▸ Aim:
Tally how many lines include "bottom". The number is the whole answer.

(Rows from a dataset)
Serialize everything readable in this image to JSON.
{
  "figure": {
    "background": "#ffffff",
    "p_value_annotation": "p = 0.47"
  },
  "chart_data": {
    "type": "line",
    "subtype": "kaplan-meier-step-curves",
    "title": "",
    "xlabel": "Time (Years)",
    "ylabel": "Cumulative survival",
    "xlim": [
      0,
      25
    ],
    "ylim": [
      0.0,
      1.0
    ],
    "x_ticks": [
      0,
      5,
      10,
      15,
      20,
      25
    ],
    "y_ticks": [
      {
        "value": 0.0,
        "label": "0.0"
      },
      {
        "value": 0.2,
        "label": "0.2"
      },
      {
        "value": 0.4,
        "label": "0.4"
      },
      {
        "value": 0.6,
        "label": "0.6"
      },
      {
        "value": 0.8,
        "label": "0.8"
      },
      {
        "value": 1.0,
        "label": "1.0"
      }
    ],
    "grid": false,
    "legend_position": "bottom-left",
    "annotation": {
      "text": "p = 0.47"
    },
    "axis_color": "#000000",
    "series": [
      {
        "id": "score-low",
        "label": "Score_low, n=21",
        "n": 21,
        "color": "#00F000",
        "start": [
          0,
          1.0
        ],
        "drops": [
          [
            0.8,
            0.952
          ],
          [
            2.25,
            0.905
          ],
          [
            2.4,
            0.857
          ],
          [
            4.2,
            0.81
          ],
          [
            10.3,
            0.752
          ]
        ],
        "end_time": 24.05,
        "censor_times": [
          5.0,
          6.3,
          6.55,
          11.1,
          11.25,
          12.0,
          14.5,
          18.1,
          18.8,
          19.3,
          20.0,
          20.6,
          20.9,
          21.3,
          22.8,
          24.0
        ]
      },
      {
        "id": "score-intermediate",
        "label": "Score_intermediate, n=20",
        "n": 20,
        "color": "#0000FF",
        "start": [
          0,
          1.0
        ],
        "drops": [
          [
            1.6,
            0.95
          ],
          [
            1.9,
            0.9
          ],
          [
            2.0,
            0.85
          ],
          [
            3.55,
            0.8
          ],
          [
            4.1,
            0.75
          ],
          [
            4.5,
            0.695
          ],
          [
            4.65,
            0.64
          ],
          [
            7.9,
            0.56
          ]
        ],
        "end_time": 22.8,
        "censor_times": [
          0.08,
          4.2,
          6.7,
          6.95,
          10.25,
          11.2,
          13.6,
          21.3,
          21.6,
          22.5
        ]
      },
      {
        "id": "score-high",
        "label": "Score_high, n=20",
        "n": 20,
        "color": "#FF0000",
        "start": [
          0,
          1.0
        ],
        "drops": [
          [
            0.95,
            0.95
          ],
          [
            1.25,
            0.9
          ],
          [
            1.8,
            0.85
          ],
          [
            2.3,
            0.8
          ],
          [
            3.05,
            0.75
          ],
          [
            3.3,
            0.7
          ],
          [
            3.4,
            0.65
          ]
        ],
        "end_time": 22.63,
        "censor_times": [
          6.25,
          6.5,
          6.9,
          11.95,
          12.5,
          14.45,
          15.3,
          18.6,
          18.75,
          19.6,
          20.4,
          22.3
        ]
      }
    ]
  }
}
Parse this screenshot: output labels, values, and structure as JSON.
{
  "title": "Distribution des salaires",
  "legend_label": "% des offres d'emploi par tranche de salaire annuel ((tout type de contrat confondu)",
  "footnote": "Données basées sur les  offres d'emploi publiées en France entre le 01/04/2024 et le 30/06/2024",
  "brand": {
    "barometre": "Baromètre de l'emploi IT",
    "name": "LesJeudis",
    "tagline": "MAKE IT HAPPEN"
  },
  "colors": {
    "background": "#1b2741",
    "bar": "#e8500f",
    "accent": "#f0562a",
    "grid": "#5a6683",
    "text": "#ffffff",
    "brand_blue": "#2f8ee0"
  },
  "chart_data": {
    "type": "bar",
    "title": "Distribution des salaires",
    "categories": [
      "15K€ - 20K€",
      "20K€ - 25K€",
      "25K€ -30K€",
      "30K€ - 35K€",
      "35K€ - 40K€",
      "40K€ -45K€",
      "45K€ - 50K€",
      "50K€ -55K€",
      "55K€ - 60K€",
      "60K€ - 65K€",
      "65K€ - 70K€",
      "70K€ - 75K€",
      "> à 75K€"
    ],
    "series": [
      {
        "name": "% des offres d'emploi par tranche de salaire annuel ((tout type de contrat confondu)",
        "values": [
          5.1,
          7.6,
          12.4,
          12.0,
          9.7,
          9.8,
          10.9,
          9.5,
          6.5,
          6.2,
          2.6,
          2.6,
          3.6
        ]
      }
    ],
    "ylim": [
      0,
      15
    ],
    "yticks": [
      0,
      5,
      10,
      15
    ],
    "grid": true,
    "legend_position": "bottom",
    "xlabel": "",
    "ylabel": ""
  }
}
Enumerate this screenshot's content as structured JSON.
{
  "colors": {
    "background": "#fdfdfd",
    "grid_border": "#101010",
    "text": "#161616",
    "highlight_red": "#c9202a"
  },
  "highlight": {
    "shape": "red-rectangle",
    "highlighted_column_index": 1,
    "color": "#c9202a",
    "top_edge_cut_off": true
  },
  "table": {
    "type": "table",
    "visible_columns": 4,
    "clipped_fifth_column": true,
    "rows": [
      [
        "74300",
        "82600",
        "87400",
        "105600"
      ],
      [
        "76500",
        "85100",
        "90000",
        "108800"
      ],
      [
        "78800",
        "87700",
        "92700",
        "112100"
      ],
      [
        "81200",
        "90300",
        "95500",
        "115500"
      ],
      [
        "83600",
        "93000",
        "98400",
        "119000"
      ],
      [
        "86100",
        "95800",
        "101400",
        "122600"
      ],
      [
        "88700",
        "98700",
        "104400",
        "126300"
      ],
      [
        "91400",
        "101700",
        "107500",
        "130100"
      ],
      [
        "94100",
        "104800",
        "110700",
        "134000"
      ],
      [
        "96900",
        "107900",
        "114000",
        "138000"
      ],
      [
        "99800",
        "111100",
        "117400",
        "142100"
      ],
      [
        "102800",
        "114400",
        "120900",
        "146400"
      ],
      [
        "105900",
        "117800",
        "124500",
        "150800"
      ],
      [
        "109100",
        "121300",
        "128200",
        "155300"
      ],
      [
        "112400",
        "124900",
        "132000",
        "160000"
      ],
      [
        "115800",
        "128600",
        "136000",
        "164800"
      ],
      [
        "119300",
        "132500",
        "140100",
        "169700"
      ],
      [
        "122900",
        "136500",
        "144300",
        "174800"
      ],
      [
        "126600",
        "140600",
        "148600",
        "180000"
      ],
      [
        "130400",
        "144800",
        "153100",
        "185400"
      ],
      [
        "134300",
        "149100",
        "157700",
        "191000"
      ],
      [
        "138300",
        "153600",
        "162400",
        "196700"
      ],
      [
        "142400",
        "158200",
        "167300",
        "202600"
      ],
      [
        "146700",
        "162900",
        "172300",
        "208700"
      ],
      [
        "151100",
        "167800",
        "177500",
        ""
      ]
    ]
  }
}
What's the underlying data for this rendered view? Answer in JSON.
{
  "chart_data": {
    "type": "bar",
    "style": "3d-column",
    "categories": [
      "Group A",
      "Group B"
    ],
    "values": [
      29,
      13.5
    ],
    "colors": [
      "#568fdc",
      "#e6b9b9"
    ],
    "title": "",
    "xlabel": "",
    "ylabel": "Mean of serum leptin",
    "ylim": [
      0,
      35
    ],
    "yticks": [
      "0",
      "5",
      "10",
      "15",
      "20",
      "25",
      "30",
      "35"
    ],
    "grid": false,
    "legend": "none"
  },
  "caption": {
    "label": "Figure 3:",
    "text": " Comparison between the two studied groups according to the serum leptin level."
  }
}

▸ Task answer:
2